▶ Data for the task
________

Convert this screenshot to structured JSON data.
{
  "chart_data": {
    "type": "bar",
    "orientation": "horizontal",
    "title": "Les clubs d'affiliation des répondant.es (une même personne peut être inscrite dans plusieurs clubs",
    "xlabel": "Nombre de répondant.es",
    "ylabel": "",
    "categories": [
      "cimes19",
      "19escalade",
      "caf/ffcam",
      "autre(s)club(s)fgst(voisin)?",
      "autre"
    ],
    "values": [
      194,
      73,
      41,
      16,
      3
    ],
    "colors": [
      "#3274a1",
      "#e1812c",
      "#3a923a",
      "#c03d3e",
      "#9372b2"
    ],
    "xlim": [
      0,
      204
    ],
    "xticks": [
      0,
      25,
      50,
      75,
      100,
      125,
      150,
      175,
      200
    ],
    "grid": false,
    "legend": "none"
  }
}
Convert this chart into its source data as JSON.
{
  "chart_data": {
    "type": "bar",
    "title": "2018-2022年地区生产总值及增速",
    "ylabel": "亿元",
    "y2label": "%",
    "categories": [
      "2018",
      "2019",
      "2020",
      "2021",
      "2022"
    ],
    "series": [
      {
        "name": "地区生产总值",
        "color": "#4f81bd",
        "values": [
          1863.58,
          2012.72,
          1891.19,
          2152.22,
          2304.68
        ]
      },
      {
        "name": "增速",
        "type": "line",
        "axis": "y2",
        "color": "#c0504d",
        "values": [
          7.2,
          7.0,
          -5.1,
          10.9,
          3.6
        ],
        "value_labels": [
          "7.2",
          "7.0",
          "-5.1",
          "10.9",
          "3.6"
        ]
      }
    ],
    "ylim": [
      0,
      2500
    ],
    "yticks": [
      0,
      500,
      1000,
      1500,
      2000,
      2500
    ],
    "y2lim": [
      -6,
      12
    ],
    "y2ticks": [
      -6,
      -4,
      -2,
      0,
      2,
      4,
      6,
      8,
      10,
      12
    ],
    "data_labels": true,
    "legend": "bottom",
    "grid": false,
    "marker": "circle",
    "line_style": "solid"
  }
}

________

▶ Exercise directions
Every line from the one containing "Convert this chart" through the last line of the entries must be written out verbatim, and no other line.

▶ The solution
Convert this chart into its source data as JSON.
{
  "chart_data": {
    "type": "bar",
    "title": "2018-2022年地区生产总值及增速",
    "ylabel": "亿元",
    "y2label": "%",
    "categories": [
      "2018",
      "2019",
      "2020",
      "2021",
      "2022"
    ],
    "series": [
      {
        "name": "地区生产总值",
        "color": "#4f81bd",
        "values": [
          1863.58,
          2012.72,
          1891.19,
          2152.22,
          2304.68
        ]
      },
      {
        "name": "增速",
        "type": "line",
        "axis": "y2",
        "color": "#c0504d",
        "values": [
          7.2,
          7.0,
          -5.1,
          10.9,
          3.6
        ],
        "value_labels": [
          "7.2",
          "7.0",
          "-5.1",
          "10.9",
          "3.6"
        ]
      }
    ],
    "ylim": [
      0,
      2500
    ],
    "yticks": [
      0,
      500,
      1000,
      1500,
      2000,
      2500
    ],
    "y2lim": [
      -6,
      12
    ],
    "y2ticks": [
      -6,
      -4,
      -2,
      0,
      2,
      4,
      6,
      8,
      10,
      12
    ],
    "data_labels": true,
    "legend": "bottom",
    "grid": false,
    "marker": "circle",
    "line_style": "solid"
  }
}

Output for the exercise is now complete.